Извлечённый текст:
Я беру с собой папку «К совещанию».
У меня есть ещё пять минут длинного кремлёвского коридора. Пять минут, чтобы настроиться. Чтобы вспомнить те огромные, насыщенные технической информацией документы, которые я изучал накануне. Какая армия нам нужна? По-прежнему готовая вести мировую войну — со стратегическими ракетами, оружием возмездия, нацеленными по квадратам боеголовками? Или все средства и ресурсы нужно бросить на создание сил быстрого реагирования, которых у нас мало и которые не так уж хорошо обучены, как хотелось бы? Горькие уроки Чечни заставляют обратить внимание на второе. Но оборонная концепция принимается слишком надолго, чтобы исходить из реалий только сегодняшнего дня.
Итак, я встаю из-за стола. Вот он — с огромным пультом связи, рядами папок, строгий и спокойный президентский рабочий стол.
Я — машина для принятия решений. Так однажды кто-то назвал мою работу. Очень точно. Но эта машина должна думать и чувствовать, должна воспринимать мир во всех его взаимосвязях. Это должна быть живая машина. Иначе — грош ей цена.
Я иду длинным кремлёвским коридором. Рядом — Шевченко. Чуть сзади — почти неслышный шаг адъютанта. Перед глазами проплывают столбцы текста. Цифры. Отдельные предложения. Документы продолжают жить в моем сознании. От того, насколько точно я их вижу и представляю, сейчас будет зависеть очень и очень многое.

Письменное задание A:
Процитируйте без изменений фрагмент извлечённого текста, который открывается словами «Итак, я встаю» и завершается словами «и очень многое.».
Извлечённый текст и записи между собой никак не связаны.

Исходные записи:
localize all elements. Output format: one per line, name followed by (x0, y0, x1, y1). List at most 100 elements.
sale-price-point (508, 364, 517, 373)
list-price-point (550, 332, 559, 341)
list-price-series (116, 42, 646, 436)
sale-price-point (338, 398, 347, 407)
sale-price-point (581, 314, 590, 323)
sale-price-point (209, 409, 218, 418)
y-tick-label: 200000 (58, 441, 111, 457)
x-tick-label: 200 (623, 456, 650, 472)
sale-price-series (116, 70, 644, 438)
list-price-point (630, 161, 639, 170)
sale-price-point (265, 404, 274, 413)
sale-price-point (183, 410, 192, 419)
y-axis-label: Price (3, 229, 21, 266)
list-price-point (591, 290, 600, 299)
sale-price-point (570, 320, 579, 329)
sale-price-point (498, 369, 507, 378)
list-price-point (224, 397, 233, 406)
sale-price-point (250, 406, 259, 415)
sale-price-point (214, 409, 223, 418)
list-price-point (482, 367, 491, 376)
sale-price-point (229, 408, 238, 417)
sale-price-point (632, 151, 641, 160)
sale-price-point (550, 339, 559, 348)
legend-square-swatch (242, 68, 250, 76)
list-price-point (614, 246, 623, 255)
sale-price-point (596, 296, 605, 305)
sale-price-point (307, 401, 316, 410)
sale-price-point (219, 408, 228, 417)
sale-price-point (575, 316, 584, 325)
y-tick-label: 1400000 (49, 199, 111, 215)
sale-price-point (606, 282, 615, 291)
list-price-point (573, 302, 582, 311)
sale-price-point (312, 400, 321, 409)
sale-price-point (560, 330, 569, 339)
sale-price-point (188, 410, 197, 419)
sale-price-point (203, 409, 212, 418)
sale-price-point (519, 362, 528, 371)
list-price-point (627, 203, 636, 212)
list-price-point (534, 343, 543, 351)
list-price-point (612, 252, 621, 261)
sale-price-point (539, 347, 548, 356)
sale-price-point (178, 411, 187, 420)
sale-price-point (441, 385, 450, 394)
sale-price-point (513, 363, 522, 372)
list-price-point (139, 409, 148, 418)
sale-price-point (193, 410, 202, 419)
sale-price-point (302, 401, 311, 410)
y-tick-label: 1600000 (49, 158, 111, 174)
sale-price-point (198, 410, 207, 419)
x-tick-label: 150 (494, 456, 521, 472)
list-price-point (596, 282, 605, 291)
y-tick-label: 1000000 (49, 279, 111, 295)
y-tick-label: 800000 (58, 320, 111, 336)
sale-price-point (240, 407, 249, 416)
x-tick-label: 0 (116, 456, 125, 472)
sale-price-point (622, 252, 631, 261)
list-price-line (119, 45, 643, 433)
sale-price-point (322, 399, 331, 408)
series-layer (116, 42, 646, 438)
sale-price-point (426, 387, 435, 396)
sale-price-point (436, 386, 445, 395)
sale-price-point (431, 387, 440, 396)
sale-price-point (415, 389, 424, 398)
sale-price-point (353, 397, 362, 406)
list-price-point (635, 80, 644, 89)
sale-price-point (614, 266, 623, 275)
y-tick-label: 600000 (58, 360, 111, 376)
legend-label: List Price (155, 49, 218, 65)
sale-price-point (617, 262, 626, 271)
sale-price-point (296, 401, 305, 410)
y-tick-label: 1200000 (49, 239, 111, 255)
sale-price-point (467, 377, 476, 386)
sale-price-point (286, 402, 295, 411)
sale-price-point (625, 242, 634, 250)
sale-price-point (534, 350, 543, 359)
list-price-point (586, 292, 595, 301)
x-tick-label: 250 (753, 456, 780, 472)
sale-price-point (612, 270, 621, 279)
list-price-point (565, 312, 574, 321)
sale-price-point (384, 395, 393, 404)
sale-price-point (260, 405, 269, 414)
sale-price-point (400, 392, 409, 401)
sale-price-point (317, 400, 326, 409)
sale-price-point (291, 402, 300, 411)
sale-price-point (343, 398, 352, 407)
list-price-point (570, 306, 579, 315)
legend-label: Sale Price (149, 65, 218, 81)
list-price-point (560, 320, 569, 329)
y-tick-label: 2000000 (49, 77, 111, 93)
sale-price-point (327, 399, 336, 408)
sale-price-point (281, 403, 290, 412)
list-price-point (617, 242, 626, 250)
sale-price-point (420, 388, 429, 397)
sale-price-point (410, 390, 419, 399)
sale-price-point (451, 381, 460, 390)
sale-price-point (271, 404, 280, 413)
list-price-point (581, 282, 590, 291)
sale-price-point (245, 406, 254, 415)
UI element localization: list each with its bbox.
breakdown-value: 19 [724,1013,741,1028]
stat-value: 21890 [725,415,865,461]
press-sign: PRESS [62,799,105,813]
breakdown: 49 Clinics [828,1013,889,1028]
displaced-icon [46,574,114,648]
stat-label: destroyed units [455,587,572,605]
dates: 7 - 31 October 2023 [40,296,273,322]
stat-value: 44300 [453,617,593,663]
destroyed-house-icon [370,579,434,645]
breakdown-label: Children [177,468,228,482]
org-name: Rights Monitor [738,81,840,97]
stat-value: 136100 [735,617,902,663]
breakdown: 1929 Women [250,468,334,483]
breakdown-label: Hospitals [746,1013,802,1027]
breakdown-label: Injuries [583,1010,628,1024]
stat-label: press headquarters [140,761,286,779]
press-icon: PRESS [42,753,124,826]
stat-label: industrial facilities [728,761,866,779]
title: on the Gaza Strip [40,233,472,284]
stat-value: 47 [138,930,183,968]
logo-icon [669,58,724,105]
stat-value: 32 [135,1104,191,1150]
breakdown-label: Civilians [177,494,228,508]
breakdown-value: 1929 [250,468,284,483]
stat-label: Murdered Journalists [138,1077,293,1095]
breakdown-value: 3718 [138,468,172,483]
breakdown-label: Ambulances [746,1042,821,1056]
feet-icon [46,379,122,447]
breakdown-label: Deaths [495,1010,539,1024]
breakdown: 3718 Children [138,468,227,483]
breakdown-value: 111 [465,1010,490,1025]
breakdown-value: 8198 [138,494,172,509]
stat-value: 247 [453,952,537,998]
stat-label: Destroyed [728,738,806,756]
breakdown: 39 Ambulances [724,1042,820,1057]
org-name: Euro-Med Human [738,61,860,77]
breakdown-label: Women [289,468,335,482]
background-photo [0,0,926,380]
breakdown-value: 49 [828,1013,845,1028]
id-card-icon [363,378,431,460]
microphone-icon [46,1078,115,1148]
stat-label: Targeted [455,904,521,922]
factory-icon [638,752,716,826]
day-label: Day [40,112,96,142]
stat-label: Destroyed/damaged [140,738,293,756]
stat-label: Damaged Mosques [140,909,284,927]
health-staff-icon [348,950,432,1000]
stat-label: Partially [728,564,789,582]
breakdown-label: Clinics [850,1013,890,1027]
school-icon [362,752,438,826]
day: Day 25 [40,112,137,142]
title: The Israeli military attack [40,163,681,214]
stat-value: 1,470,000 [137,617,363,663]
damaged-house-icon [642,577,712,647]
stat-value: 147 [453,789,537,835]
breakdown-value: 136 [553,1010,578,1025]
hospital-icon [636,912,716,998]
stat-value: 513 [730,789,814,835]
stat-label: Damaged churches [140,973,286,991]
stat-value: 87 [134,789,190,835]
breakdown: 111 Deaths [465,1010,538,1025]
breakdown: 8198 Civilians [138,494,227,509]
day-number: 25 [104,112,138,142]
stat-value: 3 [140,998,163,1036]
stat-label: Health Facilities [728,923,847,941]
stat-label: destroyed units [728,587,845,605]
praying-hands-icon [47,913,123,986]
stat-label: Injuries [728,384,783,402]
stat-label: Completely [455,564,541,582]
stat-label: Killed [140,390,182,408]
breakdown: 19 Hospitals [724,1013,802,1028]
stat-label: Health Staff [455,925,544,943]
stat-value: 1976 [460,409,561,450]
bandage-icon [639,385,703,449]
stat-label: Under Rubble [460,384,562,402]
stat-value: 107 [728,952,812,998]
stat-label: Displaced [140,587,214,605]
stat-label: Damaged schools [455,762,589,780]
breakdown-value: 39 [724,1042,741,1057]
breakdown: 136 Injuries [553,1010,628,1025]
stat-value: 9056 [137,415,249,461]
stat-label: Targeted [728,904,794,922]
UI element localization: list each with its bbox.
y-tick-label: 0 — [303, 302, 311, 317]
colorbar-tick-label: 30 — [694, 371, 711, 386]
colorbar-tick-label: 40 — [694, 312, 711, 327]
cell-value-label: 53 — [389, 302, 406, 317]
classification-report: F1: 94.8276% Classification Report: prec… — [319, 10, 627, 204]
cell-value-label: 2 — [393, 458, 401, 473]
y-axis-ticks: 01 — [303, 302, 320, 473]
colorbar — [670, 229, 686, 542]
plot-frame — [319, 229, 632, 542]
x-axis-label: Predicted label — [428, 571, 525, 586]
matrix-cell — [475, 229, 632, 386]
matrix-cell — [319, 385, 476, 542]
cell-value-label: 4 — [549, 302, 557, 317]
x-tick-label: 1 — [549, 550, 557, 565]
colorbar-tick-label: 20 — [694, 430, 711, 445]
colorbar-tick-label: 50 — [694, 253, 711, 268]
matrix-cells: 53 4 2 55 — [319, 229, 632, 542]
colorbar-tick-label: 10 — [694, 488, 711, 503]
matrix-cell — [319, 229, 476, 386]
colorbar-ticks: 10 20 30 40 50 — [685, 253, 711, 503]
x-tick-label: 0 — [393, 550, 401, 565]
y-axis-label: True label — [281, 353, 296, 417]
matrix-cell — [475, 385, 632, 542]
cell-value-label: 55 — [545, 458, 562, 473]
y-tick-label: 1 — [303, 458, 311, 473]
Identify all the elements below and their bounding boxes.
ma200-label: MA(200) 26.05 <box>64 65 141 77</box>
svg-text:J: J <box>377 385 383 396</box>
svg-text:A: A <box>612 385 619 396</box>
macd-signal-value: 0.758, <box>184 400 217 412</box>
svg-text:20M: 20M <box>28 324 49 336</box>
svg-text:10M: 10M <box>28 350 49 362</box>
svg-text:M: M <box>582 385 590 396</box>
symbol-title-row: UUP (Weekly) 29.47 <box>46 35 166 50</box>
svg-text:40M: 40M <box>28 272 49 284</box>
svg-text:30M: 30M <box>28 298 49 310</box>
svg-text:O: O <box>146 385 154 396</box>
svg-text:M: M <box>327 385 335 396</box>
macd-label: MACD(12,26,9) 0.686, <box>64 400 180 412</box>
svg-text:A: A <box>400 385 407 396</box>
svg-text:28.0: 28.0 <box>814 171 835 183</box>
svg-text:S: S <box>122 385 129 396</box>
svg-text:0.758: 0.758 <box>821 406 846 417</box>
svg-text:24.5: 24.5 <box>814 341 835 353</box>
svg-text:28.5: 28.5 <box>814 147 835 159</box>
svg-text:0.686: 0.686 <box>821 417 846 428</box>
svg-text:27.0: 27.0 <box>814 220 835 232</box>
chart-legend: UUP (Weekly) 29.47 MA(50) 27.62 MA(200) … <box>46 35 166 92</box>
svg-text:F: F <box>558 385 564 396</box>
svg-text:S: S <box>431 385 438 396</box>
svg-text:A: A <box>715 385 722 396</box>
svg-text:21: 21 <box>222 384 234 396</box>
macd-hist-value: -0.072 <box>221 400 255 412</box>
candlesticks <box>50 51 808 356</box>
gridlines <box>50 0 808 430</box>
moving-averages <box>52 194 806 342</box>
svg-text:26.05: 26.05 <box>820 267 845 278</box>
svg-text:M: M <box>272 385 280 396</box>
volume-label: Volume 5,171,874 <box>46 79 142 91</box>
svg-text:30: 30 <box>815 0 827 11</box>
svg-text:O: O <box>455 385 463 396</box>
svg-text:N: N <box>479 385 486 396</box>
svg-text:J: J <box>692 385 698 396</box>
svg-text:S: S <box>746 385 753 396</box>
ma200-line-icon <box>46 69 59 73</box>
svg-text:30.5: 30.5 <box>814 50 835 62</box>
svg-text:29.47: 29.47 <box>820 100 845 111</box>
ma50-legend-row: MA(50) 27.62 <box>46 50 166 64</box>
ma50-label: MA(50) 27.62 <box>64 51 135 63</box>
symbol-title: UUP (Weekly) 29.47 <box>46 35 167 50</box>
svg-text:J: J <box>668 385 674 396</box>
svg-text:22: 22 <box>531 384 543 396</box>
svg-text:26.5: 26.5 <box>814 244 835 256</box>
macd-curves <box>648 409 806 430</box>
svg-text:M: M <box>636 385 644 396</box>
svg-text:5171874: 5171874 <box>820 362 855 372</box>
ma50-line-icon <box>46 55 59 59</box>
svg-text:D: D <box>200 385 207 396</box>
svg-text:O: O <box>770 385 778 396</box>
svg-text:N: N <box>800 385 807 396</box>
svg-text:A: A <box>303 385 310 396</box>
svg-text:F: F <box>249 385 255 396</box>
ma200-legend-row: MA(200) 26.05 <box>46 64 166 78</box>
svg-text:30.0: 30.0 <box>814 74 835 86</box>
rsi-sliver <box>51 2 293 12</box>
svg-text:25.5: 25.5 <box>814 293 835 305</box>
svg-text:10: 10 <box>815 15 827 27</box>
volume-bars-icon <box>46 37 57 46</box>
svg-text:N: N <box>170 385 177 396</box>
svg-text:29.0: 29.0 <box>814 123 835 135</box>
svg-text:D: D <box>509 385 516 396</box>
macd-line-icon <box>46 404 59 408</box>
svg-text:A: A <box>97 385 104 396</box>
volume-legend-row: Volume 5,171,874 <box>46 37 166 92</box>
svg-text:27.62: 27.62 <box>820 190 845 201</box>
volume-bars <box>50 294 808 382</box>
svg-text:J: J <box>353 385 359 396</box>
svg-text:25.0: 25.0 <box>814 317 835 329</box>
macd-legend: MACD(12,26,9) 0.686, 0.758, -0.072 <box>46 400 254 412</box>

Письменное задание B:
Пожалуйста, выведите без изменений строки записей от самого начала до строки, содержащей «sale-price-point (606, 282, 615, 291)», включая её.

Разбор решения A:
Итак, я встаю из-за стола. Вот он — с огромным пультом связи, рядами папок, строгий и спокойный президентский рабочий стол.
Я — машина для принятия решений. Так однажды кто-то назвал мою работу. Очень точно. Но эта машина должна думать и чувствовать, должна воспринимать мир во всех его взаимосвязях. Это должна быть живая машина. Иначе — грош ей цена.
Я иду длинным кремлёвским коридором. Рядом — Шевченко. Чуть сзади — почти неслышный шаг адъютанта. Перед глазами проплывают столбцы текста. Цифры. Отдельные предложения. Документы продолжают жить в моем сознании. От того, насколько точно я их вижу и представляю, сейчас будет зависеть очень и очень многое.

Разбор решения B:
localize all elements. Output format: one per line, name followed by (x0, y0, x1, y1). List at most 100 elements.
sale-price-point (508, 364, 517, 373)
list-price-point (550, 332, 559, 341)
list-price-series (116, 42, 646, 436)
sale-price-point (338, 398, 347, 407)
sale-price-point (581, 314, 590, 323)
sale-price-point (209, 409, 218, 418)
y-tick-label: 200000 (58, 441, 111, 457)
x-tick-label: 200 (623, 456, 650, 472)
sale-price-series (116, 70, 644, 438)
list-price-point (630, 161, 639, 170)
sale-price-point (265, 404, 274, 413)
sale-price-point (183, 410, 192, 419)
y-axis-label: Price (3, 229, 21, 266)
list-price-point (591, 290, 600, 299)
sale-price-point (570, 320, 579, 329)
sale-price-point (498, 369, 507, 378)
list-price-point (224, 397, 233, 406)
sale-price-point (250, 406, 259, 415)
sale-price-point (214, 409, 223, 418)
list-price-point (482, 367, 491, 376)
sale-price-point (229, 408, 238, 417)
sale-price-point (632, 151, 641, 160)
sale-price-point (550, 339, 559, 348)
legend-square-swatch (242, 68, 250, 76)
list-price-point (614, 246, 623, 255)
sale-price-point (596, 296, 605, 305)
sale-price-point (307, 401, 316, 410)
sale-price-point (219, 408, 228, 417)
sale-price-point (575, 316, 584, 325)
y-tick-label: 1400000 (49, 199, 111, 215)
sale-price-point (606, 282, 615, 291)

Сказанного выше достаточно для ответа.